GIVEN EXERCISE: From the entries below, pull out each line where "Match" appears.

INPUT RECORDS:
────────
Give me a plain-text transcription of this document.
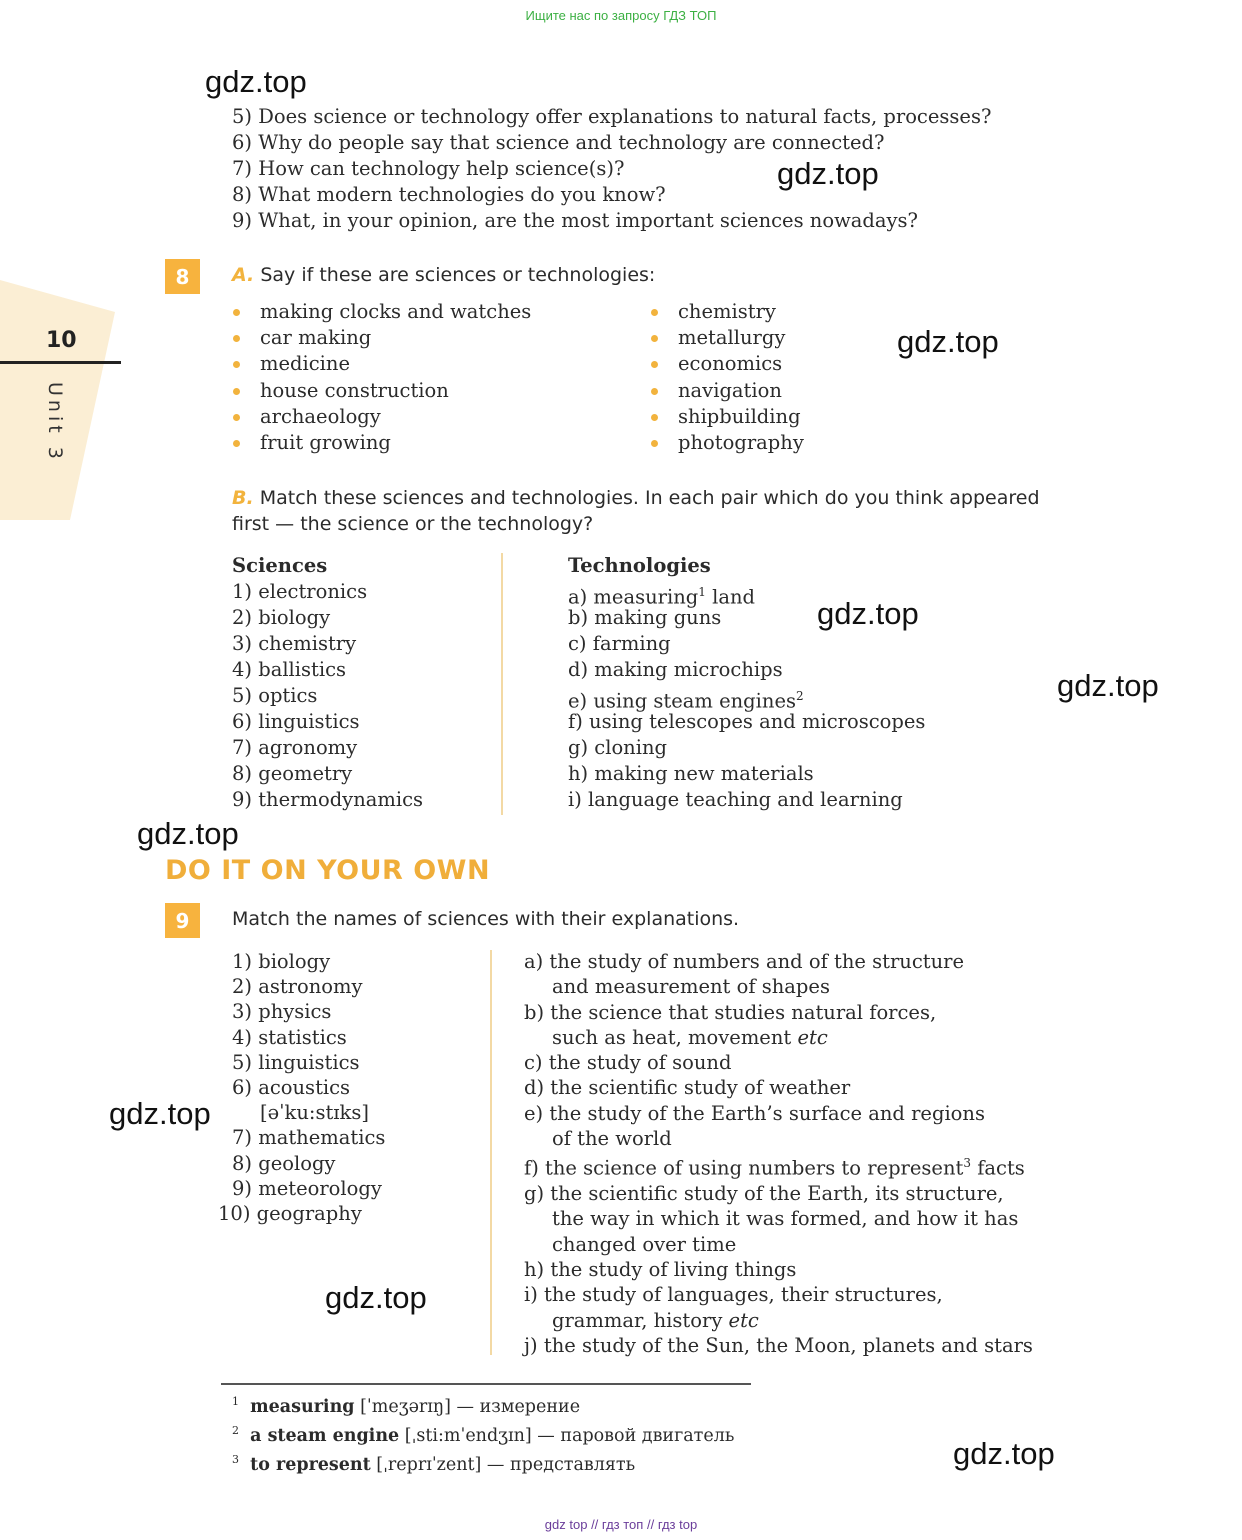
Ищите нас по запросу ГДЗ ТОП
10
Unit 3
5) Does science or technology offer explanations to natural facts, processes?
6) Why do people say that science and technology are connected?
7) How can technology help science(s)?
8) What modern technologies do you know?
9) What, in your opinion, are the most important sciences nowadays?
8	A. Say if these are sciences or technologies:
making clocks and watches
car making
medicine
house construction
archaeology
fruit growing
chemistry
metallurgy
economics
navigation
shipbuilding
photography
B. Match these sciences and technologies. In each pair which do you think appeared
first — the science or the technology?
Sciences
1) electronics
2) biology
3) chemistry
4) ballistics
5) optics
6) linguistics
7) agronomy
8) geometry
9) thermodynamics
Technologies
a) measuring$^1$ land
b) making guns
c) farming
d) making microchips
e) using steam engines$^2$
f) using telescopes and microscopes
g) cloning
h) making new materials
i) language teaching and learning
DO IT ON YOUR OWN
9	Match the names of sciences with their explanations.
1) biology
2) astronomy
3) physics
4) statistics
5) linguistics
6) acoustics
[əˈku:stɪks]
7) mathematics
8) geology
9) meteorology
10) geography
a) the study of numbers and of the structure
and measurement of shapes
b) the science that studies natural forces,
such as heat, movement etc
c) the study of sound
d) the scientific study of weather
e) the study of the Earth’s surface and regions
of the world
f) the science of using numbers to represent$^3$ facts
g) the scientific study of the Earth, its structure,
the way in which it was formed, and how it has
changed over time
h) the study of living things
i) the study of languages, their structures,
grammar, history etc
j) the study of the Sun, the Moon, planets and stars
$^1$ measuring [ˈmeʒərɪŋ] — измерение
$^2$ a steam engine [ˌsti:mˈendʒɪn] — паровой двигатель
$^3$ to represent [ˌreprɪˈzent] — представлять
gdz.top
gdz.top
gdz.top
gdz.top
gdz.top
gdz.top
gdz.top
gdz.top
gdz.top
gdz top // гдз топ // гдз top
────────
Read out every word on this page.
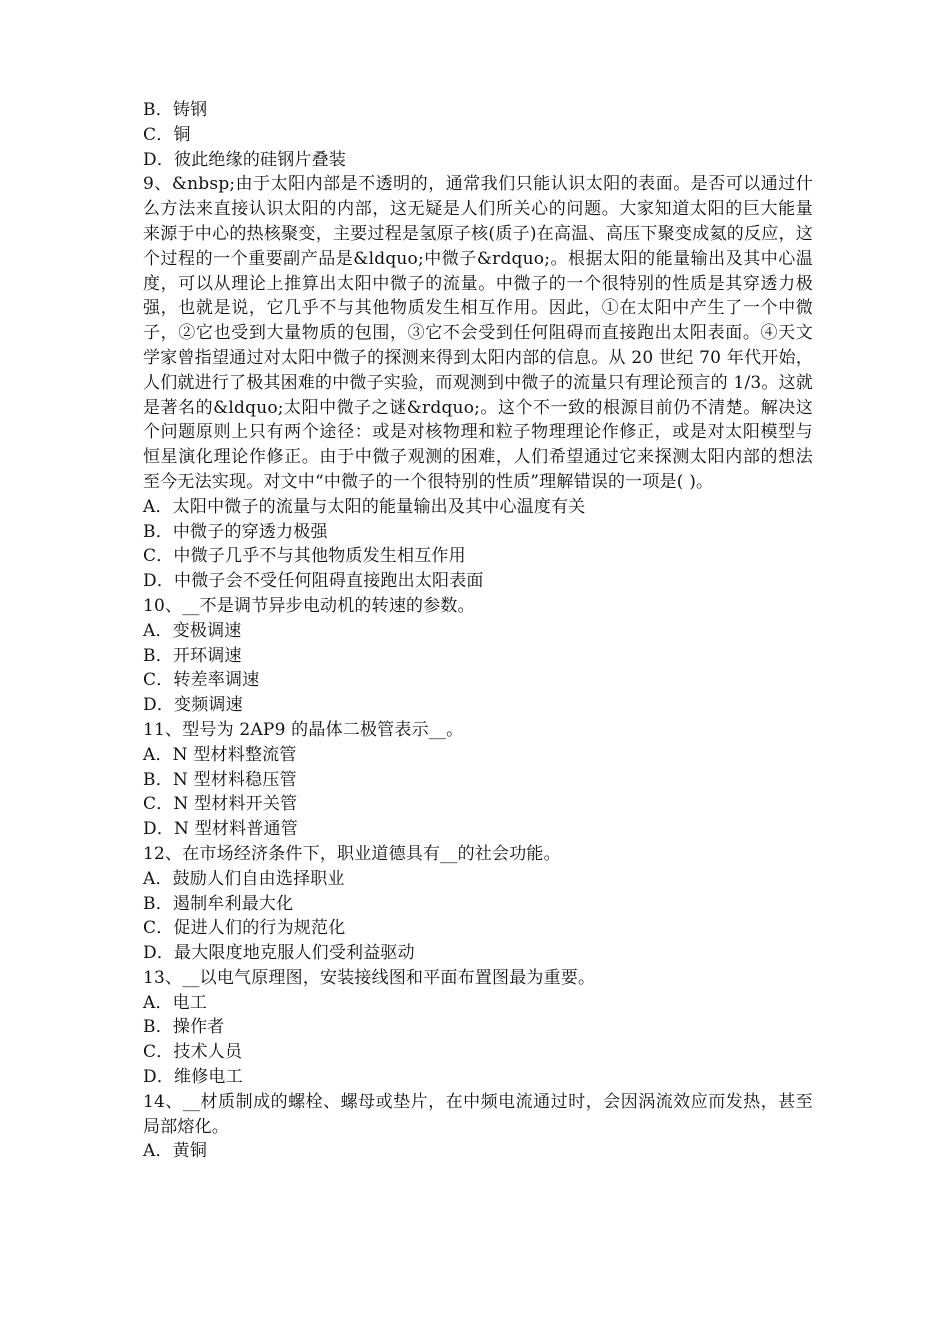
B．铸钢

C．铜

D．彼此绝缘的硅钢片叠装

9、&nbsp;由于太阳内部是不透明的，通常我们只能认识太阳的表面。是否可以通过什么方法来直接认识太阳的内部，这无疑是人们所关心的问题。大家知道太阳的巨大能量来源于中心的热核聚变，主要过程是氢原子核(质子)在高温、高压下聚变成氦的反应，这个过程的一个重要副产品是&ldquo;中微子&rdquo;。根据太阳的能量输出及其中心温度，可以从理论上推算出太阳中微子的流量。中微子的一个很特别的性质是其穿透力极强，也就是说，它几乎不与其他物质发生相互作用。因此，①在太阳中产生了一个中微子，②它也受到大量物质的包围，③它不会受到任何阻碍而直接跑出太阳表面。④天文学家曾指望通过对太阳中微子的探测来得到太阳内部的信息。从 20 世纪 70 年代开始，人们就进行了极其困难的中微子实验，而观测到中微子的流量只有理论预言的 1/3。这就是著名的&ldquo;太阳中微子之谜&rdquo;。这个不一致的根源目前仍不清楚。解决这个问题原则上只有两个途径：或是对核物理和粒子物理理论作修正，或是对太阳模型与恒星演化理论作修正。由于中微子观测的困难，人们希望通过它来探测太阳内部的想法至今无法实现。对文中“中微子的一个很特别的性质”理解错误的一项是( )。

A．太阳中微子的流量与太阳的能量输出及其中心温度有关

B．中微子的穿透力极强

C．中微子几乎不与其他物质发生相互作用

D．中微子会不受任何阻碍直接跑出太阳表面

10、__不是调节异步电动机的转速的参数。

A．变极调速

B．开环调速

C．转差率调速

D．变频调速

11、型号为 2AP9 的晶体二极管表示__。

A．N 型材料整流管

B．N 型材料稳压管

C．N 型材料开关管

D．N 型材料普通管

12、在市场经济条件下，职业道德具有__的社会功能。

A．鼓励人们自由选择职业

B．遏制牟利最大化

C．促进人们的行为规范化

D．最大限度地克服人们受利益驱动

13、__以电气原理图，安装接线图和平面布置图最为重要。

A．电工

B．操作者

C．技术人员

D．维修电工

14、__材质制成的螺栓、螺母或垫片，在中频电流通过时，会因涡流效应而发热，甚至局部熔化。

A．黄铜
────────
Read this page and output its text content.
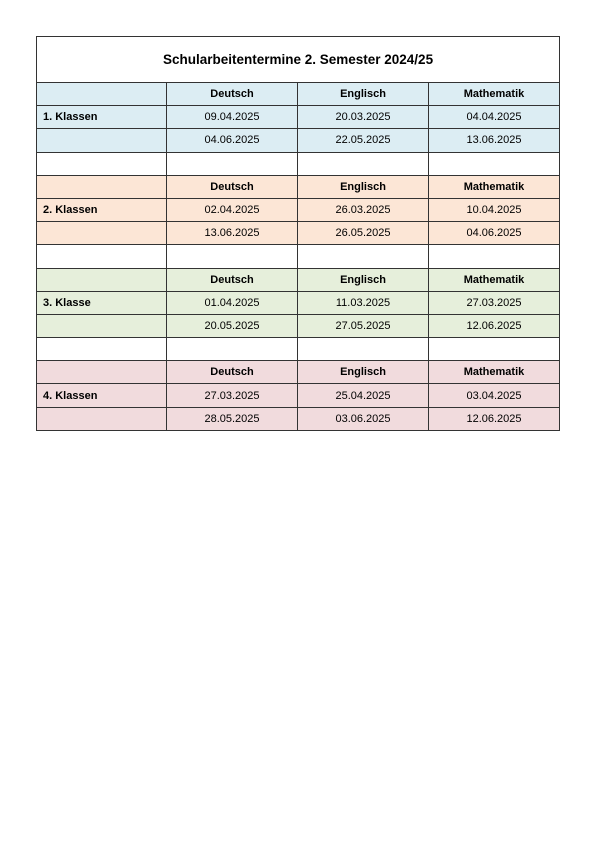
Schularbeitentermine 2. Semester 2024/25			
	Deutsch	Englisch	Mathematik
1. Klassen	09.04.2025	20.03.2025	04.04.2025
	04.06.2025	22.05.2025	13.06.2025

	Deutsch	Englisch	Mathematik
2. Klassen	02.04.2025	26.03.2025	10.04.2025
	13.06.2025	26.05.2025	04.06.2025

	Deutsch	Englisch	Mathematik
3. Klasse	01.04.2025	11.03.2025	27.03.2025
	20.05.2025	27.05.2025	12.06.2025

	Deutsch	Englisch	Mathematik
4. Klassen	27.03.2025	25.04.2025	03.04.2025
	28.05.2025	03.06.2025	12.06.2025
────────
OUTPUT FOR THIS TASK:
B. Match these sciences and technologies. In each pair which do you think appeared
9	Match the names of sciences with their explanations.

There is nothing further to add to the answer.